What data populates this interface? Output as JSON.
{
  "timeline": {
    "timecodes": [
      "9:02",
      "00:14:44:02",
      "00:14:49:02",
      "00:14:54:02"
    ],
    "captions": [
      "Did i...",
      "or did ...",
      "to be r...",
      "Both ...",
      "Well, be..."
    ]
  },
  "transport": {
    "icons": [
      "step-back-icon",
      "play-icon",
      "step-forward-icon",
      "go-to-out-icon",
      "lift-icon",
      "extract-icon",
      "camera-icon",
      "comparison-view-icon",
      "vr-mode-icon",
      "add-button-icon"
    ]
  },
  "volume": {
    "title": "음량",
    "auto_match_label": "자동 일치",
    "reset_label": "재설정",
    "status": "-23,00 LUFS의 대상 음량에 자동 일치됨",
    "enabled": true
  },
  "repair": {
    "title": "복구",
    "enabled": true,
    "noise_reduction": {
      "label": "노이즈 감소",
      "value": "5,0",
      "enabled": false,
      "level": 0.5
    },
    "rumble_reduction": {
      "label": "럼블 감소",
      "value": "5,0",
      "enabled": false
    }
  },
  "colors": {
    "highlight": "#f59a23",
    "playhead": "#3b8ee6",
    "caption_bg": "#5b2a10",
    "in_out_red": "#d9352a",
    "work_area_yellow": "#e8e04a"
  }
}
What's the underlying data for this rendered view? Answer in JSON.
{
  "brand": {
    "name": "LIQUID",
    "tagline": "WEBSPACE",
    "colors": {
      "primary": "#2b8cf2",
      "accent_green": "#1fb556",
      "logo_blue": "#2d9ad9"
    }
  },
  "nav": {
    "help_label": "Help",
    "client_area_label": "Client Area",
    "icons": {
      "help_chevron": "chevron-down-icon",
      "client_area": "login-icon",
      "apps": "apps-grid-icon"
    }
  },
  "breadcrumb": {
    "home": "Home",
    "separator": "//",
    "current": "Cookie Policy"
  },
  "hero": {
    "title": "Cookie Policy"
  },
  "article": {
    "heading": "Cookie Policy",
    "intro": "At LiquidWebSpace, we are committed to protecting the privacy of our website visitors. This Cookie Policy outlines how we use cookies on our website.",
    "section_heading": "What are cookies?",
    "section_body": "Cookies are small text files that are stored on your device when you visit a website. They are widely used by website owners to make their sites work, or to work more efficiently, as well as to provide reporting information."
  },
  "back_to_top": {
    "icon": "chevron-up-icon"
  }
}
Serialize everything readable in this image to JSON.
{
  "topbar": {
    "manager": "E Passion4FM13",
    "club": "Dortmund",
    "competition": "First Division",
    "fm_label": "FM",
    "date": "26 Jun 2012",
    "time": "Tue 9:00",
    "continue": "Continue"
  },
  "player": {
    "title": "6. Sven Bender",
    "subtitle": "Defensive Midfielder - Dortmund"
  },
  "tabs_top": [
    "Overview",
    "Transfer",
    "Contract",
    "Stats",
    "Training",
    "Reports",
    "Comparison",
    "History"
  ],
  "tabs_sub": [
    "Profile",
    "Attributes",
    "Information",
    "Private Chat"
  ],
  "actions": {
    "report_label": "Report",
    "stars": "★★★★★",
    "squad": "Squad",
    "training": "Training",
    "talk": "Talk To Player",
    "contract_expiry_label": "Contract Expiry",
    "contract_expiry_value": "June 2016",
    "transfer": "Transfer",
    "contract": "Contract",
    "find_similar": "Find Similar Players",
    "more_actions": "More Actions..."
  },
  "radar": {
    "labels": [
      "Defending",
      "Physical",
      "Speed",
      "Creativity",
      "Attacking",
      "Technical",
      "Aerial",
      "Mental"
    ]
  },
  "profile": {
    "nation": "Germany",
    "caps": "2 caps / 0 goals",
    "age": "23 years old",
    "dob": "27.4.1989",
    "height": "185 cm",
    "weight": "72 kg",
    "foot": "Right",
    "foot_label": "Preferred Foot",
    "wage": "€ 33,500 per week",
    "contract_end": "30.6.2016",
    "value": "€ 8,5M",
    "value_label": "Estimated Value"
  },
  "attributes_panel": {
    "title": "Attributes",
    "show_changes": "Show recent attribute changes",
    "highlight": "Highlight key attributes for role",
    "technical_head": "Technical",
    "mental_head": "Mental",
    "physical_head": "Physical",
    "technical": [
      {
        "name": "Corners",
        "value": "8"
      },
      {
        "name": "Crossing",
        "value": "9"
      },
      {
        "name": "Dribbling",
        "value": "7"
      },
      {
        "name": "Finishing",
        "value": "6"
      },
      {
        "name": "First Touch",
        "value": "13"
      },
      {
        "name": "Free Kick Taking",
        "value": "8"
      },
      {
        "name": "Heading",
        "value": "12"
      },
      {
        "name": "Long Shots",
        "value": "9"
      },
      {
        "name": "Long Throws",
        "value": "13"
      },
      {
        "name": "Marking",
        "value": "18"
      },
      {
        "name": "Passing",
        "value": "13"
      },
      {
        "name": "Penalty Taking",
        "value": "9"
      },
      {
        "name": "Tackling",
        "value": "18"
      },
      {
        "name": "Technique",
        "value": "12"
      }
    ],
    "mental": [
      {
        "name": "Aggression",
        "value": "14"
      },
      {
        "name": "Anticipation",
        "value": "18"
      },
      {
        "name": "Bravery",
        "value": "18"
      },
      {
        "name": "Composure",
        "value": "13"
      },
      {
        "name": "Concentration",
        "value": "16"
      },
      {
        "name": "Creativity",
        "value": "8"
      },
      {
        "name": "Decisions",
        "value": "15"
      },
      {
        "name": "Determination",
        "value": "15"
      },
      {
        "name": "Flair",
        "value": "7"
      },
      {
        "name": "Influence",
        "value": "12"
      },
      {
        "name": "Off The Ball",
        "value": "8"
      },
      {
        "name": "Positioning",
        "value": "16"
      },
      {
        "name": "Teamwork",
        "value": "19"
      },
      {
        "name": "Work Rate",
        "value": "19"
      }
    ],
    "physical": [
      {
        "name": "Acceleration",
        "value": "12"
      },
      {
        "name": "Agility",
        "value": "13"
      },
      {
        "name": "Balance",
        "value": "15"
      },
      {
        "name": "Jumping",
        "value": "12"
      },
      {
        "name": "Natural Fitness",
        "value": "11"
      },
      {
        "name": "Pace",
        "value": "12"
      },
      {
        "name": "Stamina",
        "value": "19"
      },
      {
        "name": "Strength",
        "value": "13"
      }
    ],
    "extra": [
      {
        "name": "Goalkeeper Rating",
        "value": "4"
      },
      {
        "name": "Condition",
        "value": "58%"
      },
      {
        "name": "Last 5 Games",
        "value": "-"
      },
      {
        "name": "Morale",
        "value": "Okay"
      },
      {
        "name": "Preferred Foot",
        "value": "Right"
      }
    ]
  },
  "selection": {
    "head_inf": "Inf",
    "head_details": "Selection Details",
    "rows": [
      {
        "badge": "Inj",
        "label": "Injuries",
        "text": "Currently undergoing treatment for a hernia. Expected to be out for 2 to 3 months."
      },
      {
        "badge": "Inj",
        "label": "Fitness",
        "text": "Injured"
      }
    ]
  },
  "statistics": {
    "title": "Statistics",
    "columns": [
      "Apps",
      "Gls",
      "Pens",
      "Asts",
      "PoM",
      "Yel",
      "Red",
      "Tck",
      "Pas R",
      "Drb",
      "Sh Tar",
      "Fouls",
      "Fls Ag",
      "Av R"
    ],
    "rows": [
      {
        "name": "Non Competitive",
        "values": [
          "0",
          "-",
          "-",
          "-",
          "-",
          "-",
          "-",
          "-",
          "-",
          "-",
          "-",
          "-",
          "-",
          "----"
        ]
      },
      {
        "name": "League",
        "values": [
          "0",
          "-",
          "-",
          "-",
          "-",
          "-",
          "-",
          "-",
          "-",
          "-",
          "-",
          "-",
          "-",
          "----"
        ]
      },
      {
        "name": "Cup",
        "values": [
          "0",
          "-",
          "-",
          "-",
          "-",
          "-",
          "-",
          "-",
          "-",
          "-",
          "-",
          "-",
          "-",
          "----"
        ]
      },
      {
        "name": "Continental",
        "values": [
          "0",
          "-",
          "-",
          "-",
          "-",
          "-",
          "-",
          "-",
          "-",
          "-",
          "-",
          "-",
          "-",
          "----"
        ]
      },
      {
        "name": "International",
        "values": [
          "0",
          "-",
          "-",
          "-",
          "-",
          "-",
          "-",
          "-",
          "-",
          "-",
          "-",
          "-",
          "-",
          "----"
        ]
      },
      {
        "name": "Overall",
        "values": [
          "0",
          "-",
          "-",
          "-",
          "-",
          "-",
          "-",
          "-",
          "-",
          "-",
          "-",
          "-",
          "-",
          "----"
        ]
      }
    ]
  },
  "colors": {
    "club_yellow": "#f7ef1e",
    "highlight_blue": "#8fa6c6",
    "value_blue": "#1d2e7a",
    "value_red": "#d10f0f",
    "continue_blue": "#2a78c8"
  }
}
------------
Set exercise:
Filter out all lines lacking the word "Preferred" and copy the rest.

Task answer:
    "foot_label": "Preferred Foot",
        "name": "Preferred Foot",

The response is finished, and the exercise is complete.